■ Aim
Reading down the listing below, count the lines where the word "text" shows up, then give only that count.

[Data listing]

= = = = =

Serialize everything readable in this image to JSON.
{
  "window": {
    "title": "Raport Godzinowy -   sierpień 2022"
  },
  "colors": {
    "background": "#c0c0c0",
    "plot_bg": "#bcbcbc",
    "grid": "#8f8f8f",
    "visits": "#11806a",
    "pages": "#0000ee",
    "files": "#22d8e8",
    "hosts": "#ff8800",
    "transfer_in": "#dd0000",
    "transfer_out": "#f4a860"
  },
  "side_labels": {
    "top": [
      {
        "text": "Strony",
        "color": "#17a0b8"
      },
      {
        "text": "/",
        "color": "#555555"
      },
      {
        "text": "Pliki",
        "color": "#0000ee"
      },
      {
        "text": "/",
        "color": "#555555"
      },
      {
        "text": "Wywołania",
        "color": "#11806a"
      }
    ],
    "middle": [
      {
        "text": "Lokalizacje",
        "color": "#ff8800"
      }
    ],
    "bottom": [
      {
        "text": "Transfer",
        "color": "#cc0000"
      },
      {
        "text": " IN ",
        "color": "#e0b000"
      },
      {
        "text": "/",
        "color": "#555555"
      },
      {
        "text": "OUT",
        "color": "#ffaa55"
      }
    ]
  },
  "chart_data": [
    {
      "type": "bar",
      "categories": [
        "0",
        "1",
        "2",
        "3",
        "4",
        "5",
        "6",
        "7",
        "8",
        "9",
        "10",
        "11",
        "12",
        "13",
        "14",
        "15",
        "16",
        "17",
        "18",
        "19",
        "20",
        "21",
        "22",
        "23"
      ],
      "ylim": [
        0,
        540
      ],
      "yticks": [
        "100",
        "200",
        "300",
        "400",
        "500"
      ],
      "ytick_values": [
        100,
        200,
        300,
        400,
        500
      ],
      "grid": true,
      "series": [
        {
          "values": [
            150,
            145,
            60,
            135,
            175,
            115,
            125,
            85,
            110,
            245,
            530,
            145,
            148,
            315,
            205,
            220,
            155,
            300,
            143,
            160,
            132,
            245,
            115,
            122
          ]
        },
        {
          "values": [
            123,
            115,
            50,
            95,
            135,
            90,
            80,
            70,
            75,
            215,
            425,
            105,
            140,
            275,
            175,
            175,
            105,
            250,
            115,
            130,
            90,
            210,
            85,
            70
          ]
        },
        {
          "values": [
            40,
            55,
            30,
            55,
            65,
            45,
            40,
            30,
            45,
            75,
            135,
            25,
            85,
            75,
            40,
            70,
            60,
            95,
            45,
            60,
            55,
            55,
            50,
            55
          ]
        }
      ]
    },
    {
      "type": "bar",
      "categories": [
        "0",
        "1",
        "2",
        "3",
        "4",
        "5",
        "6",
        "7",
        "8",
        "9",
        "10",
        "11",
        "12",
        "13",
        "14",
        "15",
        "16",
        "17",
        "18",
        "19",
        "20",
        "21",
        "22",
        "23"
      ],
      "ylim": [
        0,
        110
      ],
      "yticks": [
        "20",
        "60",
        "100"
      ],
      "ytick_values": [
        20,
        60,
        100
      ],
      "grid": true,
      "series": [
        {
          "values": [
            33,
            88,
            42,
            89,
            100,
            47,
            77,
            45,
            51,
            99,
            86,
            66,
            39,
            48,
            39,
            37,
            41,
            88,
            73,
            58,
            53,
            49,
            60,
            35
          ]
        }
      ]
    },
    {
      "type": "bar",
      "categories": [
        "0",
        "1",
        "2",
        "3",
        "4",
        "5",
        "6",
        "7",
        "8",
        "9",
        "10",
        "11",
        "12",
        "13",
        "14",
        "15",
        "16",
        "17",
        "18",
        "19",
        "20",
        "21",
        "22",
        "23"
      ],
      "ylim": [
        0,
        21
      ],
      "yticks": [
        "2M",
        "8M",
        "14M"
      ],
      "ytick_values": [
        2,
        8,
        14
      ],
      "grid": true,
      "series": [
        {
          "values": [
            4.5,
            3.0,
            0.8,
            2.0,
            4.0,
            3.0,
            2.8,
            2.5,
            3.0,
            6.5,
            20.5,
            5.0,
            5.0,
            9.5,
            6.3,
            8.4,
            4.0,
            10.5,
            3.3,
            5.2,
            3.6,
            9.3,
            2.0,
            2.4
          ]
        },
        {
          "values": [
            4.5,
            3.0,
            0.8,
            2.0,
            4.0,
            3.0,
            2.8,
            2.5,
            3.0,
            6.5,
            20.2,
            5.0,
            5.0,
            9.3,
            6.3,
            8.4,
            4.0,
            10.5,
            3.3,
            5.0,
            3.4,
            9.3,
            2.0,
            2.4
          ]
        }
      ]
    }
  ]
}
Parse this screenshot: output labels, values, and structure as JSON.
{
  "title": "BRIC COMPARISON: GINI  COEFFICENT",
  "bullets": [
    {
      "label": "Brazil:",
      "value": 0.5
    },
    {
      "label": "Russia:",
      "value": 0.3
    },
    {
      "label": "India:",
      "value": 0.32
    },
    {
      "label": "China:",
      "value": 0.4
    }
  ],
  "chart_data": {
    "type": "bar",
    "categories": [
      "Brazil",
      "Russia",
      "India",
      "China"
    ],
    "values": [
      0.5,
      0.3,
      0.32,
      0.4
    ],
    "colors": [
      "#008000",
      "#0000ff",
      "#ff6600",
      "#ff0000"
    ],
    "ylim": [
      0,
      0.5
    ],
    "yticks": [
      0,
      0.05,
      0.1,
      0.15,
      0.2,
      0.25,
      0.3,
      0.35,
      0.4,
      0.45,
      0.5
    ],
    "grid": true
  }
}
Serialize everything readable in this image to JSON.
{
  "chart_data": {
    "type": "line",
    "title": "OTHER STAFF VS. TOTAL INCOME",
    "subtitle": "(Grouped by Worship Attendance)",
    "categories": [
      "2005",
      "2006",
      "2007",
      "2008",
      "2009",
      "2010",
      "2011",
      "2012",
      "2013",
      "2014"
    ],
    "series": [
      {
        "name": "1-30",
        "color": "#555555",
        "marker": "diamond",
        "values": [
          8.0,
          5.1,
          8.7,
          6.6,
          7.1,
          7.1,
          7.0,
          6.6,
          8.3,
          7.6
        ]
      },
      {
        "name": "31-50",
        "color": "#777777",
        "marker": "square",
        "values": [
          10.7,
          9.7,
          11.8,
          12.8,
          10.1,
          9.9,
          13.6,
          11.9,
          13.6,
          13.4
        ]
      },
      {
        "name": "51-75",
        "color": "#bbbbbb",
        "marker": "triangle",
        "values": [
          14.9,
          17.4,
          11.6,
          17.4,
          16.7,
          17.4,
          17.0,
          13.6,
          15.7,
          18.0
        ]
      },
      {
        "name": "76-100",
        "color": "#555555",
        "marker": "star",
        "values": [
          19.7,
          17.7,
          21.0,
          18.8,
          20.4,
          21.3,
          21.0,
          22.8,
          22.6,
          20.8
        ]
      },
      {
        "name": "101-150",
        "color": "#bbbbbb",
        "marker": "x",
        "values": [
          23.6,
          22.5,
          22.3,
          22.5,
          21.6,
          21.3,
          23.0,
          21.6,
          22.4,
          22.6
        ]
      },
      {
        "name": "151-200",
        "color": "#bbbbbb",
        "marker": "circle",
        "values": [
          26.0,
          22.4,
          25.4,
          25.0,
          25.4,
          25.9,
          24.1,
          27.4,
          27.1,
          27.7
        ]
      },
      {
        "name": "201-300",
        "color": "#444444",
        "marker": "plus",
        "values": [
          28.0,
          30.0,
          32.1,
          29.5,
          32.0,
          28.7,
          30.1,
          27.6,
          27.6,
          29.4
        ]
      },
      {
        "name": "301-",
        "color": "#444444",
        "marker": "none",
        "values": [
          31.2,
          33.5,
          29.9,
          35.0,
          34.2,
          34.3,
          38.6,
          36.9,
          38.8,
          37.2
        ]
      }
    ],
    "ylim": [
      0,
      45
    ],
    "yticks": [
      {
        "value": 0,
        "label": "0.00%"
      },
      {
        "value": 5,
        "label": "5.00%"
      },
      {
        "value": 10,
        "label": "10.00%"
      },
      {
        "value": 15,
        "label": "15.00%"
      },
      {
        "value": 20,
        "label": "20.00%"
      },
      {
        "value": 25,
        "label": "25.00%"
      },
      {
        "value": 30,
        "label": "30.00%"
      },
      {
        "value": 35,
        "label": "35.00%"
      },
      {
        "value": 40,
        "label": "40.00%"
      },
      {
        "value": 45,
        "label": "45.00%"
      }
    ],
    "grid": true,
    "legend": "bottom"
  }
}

= = = = =

■ Response for this exercise
10